** Opening Text segment block **

TransAsia propeller plane crashes near Taipei into Keelung River

By Bloomberg
A TransAsia Airways Corp. turboprop plane crashed into Keelung River near Taipei with the aircraft losing contact after takeoff. It was the second accident in less than a year for the Taiwanese airline.
Flight GE 235 from Taipei to Kinmen crashed at about 10:45 a.m. local time, Thomas Wang, a spokesman for the Aviation Safety Council said. At least one person died from the accident, the National Fire Agency public relations officer Lin Kuan-cheng said by phone.
Ten people were rescued and 40 people were injured in the crash, Apple Daily reported. The plane had 53 passengers and five crew, it said. TransAsia spokeswoman Frankie Fang was unable to confirm how many people were on board the ATR-72 aircraft, a propeller plane made by Toulouse, France-based ATR. She also gave no information on any fatalities.
A TransAsia turboprop plane had crashed in July last year, killing 48 people. That plane went down after the pilots couldn’t find the runway seconds before their aircraft slammed on Taiwan’s outlying Penghu islands, according to the accident report. Ten people survived that crash, which was also an ATR 72 twin-engine turbo-propeller aircraft.

** Closing Text segment block **
** Opening Listed records block **

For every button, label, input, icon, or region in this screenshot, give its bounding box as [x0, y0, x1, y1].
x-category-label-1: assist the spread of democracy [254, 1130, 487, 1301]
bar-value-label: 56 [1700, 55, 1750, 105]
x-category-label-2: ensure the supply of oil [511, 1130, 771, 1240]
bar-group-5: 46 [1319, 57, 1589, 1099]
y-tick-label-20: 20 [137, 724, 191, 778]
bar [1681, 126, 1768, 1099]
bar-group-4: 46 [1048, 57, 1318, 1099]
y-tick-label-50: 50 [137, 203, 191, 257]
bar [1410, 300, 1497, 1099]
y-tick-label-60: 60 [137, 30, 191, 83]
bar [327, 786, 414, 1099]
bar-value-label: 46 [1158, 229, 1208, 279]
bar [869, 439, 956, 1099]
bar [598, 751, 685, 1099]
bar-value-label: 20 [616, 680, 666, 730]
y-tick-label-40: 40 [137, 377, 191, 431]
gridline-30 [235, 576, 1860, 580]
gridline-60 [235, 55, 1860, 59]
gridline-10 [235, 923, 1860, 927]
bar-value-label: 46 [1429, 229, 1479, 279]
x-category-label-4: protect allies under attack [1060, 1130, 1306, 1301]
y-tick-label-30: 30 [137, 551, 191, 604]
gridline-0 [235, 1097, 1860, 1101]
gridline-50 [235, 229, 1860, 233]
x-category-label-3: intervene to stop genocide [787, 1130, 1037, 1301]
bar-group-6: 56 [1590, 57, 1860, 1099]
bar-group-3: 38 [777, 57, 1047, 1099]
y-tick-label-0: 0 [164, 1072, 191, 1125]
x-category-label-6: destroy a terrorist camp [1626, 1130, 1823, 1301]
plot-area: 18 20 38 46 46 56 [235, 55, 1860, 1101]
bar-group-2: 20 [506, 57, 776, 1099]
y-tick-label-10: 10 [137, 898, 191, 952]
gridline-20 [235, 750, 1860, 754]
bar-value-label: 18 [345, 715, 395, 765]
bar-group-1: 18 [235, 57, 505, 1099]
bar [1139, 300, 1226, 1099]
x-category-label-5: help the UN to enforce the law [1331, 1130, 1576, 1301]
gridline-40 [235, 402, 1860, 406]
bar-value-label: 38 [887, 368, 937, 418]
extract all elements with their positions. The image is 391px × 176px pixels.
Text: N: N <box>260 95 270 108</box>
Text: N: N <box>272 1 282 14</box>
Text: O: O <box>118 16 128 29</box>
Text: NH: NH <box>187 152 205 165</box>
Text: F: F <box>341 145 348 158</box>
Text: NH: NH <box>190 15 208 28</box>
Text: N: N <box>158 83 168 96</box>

** Closing Listed records block **

Print the portion of the TransAsia crash article between "Flight GE 235" and "said by phone.", inclusive, with the wording unchanged.

__Reply__.
Flight GE 235 from Taipei to Kinmen crashed at about 10:45 a.m. local time, Thomas Wang, a spokesman for the Aviation Safety Council said. At least one person died from the accident, the National Fire Agency public relations officer Lin Kuan-cheng said by phone.